- [TASK INSTRUCTIONS]: Read the entries below and pull out each line with the string "What".
Begin
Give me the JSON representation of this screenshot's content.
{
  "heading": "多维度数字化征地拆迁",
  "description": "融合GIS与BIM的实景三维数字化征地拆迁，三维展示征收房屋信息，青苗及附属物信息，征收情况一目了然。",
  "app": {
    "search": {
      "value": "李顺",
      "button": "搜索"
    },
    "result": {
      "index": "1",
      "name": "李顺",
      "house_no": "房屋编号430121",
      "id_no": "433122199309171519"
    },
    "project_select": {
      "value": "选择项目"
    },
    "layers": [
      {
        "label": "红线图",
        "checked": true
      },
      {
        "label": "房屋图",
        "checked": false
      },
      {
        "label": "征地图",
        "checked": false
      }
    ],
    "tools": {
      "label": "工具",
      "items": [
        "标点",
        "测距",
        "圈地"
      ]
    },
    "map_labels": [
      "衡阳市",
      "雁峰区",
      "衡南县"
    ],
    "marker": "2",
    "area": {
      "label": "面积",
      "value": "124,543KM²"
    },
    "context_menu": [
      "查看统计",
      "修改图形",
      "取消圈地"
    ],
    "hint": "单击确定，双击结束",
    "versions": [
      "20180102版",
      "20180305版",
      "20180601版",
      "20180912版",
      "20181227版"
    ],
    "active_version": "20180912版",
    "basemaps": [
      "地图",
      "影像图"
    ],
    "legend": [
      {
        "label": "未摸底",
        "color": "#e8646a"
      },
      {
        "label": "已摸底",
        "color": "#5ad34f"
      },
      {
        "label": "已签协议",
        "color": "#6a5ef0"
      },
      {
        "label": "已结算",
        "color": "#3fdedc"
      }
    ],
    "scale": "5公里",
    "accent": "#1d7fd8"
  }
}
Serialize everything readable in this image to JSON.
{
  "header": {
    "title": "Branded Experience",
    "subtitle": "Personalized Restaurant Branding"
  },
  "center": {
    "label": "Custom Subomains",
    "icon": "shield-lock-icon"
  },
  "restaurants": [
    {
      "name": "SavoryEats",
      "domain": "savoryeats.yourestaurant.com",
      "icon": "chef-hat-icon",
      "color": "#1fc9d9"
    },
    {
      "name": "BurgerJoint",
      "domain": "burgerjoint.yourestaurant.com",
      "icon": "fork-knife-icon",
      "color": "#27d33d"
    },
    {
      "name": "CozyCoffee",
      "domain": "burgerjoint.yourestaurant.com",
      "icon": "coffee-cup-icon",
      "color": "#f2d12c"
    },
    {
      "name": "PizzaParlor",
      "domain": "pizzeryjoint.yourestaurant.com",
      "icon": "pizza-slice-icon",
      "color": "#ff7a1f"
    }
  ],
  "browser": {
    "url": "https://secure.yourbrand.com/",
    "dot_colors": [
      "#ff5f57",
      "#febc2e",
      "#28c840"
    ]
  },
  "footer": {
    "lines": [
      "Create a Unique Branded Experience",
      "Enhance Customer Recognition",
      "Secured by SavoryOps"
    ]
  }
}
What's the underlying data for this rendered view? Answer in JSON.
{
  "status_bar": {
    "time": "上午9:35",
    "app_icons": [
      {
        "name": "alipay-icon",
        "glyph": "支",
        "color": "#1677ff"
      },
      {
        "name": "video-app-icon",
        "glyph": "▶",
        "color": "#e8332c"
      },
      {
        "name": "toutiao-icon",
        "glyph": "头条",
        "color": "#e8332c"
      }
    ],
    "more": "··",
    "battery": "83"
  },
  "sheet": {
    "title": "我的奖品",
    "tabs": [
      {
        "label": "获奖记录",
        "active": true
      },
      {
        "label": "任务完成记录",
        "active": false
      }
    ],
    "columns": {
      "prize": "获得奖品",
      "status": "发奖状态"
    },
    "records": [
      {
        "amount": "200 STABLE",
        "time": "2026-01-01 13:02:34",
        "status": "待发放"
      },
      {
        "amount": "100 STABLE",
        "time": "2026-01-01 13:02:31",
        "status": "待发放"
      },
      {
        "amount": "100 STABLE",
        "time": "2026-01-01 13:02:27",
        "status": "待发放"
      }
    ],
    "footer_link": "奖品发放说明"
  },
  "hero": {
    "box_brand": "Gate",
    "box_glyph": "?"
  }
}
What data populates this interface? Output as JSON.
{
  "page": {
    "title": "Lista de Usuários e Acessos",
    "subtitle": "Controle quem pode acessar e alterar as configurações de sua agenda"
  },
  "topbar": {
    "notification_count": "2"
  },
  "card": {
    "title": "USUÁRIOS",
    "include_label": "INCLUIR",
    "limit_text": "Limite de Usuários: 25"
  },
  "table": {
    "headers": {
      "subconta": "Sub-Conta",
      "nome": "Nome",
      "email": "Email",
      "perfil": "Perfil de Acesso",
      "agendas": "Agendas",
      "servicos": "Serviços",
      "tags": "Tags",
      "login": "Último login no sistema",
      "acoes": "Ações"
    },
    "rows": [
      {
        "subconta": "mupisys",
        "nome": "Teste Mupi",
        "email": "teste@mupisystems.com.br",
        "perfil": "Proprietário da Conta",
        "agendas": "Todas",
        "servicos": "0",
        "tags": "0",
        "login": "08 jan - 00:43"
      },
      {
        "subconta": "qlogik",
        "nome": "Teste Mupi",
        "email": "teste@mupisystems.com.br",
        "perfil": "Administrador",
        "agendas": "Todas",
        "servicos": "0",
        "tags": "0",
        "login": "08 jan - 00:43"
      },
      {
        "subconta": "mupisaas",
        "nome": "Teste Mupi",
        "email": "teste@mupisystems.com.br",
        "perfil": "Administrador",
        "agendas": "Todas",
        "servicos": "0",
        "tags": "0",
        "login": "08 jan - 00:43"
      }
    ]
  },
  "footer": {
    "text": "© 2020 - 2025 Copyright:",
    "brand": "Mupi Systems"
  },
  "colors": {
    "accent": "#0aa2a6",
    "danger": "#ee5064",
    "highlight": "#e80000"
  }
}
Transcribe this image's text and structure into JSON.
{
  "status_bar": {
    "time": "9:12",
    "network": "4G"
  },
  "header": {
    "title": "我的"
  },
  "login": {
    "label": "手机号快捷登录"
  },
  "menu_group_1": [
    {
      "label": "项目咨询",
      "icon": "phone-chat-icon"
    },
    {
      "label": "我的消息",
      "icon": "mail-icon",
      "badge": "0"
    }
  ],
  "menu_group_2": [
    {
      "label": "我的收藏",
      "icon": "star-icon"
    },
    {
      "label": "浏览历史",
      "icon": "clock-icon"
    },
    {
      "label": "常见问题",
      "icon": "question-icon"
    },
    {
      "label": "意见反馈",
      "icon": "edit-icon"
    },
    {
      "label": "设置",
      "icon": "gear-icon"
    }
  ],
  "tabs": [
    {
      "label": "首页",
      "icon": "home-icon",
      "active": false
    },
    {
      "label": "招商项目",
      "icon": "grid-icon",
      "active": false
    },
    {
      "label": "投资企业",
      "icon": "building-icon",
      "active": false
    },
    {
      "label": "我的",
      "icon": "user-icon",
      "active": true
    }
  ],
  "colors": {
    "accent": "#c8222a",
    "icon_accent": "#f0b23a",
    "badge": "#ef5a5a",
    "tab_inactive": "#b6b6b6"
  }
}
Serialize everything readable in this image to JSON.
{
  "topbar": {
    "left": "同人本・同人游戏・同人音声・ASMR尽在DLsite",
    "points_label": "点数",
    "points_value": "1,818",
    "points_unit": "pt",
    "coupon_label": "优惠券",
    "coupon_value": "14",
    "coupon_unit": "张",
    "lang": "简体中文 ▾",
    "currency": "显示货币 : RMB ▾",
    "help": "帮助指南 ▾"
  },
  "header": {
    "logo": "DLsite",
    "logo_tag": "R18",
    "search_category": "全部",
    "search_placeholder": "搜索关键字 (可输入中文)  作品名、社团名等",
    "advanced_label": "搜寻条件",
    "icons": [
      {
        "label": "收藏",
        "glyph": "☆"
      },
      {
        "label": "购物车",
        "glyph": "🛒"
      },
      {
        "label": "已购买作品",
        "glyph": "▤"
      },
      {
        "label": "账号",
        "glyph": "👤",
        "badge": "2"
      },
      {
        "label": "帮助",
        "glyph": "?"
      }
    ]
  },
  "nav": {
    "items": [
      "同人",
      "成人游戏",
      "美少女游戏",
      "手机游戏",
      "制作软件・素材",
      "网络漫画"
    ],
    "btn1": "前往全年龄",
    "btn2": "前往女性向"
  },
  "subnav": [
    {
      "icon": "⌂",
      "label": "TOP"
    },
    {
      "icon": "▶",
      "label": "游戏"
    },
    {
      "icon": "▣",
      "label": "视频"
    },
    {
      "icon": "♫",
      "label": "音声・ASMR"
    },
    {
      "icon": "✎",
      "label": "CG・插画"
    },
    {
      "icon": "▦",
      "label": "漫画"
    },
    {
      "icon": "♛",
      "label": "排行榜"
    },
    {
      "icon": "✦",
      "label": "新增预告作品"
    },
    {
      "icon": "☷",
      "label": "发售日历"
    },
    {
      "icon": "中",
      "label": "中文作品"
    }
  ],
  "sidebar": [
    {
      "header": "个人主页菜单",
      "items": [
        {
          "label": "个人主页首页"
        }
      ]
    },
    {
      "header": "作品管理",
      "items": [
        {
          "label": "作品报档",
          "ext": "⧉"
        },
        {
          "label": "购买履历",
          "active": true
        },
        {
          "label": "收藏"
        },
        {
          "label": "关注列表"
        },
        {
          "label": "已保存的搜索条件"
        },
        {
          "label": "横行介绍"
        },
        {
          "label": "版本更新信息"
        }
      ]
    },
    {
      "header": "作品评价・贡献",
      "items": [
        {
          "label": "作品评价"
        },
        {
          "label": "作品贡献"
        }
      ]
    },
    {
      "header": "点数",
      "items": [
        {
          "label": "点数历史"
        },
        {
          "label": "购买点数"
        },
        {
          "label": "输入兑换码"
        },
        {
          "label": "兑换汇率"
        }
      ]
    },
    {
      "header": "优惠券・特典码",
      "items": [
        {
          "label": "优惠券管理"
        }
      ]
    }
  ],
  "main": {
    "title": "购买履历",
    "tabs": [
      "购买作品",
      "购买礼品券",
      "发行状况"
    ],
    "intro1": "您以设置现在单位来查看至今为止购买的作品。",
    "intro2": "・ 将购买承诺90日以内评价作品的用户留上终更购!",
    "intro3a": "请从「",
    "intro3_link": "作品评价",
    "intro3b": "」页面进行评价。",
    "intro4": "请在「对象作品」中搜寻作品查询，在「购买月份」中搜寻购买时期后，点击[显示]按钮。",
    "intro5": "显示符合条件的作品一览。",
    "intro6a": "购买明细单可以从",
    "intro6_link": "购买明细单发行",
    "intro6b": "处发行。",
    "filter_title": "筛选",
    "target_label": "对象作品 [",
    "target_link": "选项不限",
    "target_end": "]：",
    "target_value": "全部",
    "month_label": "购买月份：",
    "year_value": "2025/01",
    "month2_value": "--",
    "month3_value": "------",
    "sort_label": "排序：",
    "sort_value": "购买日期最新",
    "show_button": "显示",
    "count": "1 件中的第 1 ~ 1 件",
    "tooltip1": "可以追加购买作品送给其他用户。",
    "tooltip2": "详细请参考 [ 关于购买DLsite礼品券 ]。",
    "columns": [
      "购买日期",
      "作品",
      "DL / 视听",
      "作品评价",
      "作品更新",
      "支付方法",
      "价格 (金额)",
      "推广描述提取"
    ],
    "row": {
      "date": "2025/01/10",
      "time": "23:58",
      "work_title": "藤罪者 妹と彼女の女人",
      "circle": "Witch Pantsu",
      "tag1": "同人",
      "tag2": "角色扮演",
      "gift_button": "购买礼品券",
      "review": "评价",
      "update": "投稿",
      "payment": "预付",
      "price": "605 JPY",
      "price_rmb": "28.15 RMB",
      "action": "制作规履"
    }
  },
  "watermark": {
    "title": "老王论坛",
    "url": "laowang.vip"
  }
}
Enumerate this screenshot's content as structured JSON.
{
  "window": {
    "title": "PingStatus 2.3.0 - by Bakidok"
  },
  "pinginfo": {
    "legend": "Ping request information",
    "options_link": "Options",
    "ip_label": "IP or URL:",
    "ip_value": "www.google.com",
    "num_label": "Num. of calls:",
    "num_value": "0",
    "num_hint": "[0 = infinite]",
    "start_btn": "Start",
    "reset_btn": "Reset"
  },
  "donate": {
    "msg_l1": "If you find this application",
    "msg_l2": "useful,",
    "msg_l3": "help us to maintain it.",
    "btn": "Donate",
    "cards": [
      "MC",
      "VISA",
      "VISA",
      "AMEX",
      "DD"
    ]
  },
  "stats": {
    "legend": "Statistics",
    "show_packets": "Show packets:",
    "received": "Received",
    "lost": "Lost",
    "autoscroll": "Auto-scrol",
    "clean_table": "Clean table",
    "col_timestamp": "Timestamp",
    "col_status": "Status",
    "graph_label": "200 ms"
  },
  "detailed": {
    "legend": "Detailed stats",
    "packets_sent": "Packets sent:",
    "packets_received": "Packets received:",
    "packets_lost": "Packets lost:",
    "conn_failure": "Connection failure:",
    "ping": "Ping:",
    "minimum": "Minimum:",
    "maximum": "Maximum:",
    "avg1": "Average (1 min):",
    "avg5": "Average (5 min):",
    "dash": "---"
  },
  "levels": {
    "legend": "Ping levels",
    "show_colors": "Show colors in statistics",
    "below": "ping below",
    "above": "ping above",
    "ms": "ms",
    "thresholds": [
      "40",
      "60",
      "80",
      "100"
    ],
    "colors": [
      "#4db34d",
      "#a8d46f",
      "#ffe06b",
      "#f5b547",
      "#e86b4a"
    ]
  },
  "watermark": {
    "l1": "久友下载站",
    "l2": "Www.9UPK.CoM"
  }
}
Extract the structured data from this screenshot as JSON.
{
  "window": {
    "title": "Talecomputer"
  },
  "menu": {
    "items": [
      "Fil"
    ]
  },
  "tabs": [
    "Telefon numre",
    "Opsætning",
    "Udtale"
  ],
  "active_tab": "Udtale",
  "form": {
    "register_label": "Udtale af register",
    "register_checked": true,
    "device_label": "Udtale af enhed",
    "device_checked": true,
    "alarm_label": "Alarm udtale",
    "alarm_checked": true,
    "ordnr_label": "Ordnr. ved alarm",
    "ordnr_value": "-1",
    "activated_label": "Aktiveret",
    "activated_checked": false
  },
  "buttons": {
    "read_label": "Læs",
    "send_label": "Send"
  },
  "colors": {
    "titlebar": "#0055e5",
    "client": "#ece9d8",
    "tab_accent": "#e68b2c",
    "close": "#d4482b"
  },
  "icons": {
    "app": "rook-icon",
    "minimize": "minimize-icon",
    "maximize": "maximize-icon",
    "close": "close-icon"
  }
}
End
- [EXERCISE ANSWER]:
What's the underlying data for this rendered view? Answer in JSON.
What data populates this interface? Output as JSON.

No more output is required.